§ **PROBLEM**: Copy every record exactly, and keep the pictures out.

-------------------------

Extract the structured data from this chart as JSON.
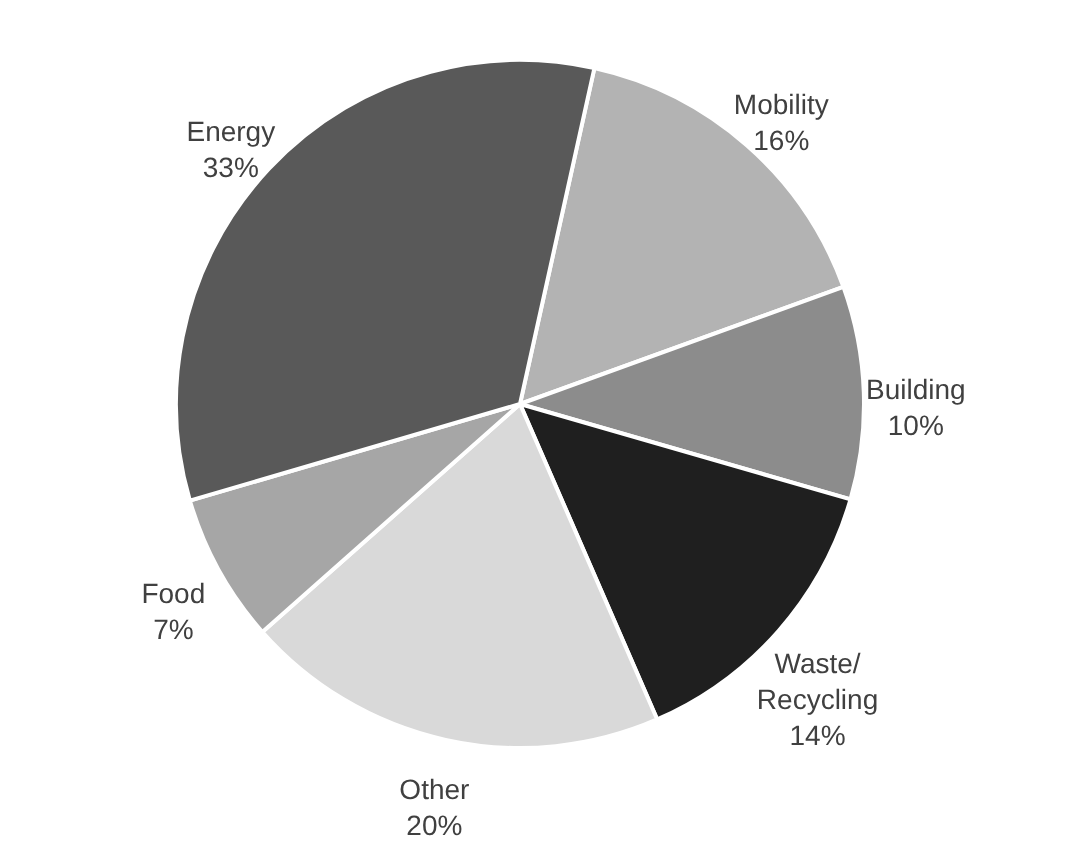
{
  "chart_data": {
    "type": "pie",
    "categories": [
      "Mobility",
      "Building",
      "Waste/Recycling",
      "Other",
      "Food",
      "Energy"
    ],
    "values": [
      16,
      10,
      14,
      20,
      7,
      33
    ],
    "colors": [
      "#b3b3b3",
      "#8c8c8c",
      "#1f1f1f",
      "#d9d9d9",
      "#a6a6a6",
      "#595959"
    ],
    "value_labels": [
      "16%",
      "10%",
      "14%",
      "20%",
      "7%",
      "33%"
    ]
  }
}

-------------------------

§ **REPLY**:
Extract the structured data from this chart as JSON.
{
  "chart_data": {
    "type": "pie",
    "categories": [
      "Mobility",
      "Building",
      "Waste/Recycling",
      "Other",
      "Food",
      "Energy"
    ],
    "values": [
      16,
      10,
      14,
      20,
      7,
      33
    ],
    "colors": [
      "#b3b3b3",
      "#8c8c8c",
      "#1f1f1f",
      "#d9d9d9",
      "#a6a6a6",
      "#595959"
    ],
    "value_labels": [
      "16%",
      "10%",
      "14%",
      "20%",
      "7%",
      "33%"
    ]
  }
}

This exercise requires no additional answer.